** Begin Material shown **

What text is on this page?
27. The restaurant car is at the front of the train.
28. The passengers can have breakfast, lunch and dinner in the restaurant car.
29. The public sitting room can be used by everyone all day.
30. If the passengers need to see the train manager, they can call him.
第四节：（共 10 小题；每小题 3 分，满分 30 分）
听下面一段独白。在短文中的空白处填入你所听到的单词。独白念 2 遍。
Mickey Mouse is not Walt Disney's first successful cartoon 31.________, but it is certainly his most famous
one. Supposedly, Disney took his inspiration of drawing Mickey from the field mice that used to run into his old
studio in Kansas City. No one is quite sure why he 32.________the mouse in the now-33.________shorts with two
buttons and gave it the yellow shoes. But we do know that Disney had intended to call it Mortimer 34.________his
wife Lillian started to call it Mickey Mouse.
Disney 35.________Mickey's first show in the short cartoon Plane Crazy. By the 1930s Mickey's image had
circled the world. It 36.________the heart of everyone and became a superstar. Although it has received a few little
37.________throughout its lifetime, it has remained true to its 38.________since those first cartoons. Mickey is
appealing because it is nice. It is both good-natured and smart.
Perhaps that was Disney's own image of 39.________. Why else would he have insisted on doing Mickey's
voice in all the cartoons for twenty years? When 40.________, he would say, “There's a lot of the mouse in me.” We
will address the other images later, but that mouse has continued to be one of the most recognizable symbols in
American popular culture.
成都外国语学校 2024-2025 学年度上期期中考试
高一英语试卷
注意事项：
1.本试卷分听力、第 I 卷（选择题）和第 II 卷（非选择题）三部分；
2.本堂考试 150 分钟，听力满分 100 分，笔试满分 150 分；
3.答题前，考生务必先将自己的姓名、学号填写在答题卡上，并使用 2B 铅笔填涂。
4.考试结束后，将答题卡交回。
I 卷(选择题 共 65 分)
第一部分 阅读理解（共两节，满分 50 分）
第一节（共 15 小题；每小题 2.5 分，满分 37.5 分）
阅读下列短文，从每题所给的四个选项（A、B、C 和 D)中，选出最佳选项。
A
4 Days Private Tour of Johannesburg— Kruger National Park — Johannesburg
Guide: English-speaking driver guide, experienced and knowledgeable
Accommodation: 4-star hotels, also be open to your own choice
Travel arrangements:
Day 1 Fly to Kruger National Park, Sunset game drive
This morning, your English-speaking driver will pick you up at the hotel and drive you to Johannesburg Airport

** End Material shown **

## Given problem:
Copy every line of the material, please, keeping it exactly the same.

## Problem solution:
What text is on this page?
27. The restaurant car is at the front of the train.
28. The passengers can have breakfast, lunch and dinner in the restaurant car.
29. The public sitting room can be used by everyone all day.
30. If the passengers need to see the train manager, they can call him.
第四节：（共 10 小题；每小题 3 分，满分 30 分）
听下面一段独白。在短文中的空白处填入你所听到的单词。独白念 2 遍。
Mickey Mouse is not Walt Disney's first successful cartoon 31.________, but it is certainly his most famous
one. Supposedly, Disney took his inspiration of drawing Mickey from the field mice that used to run into his old
studio in Kansas City. No one is quite sure why he 32.________the mouse in the now-33.________shorts with two
buttons and gave it the yellow shoes. But we do know that Disney had intended to call it Mortimer 34.________his
wife Lillian started to call it Mickey Mouse.
Disney 35.________Mickey's first show in the short cartoon Plane Crazy. By the 1930s Mickey's image had
circled the world. It 36.________the heart of everyone and became a superstar. Although it has received a few little
37.________throughout its lifetime, it has remained true to its 38.________since those first cartoons. Mickey is
appealing because it is nice. It is both good-natured and smart.
Perhaps that was Disney's own image of 39.________. Why else would he have insisted on doing Mickey's
voice in all the cartoons for twenty years? When 40.________, he would say, “There's a lot of the mouse in me.” We
will address the other images later, but that mouse has continued to be one of the most recognizable symbols in
American popular culture.
成都外国语学校 2024-2025 学年度上期期中考试
高一英语试卷
注意事项：
1.本试卷分听力、第 I 卷（选择题）和第 II 卷（非选择题）三部分；
2.本堂考试 150 分钟，听力满分 100 分，笔试满分 150 分；
3.答题前，考生务必先将自己的姓名、学号填写在答题卡上，并使用 2B 铅笔填涂。
4.考试结束后，将答题卡交回。
I 卷(选择题 共 65 分)
第一部分 阅读理解（共两节，满分 50 分）
第一节（共 15 小题；每小题 2.5 分，满分 37.5 分）
阅读下列短文，从每题所给的四个选项（A、B、C 和 D)中，选出最佳选项。
A
4 Days Private Tour of Johannesburg— Kruger National Park — Johannesburg
Guide: English-speaking driver guide, experienced and knowledgeable
Accommodation: 4-star hotels, also be open to your own choice
Travel arrangements:
Day 1 Fly to Kruger National Park, Sunset game drive
This morning, your English-speaking driver will pick you up at the hotel and drive you to Johannesburg Airport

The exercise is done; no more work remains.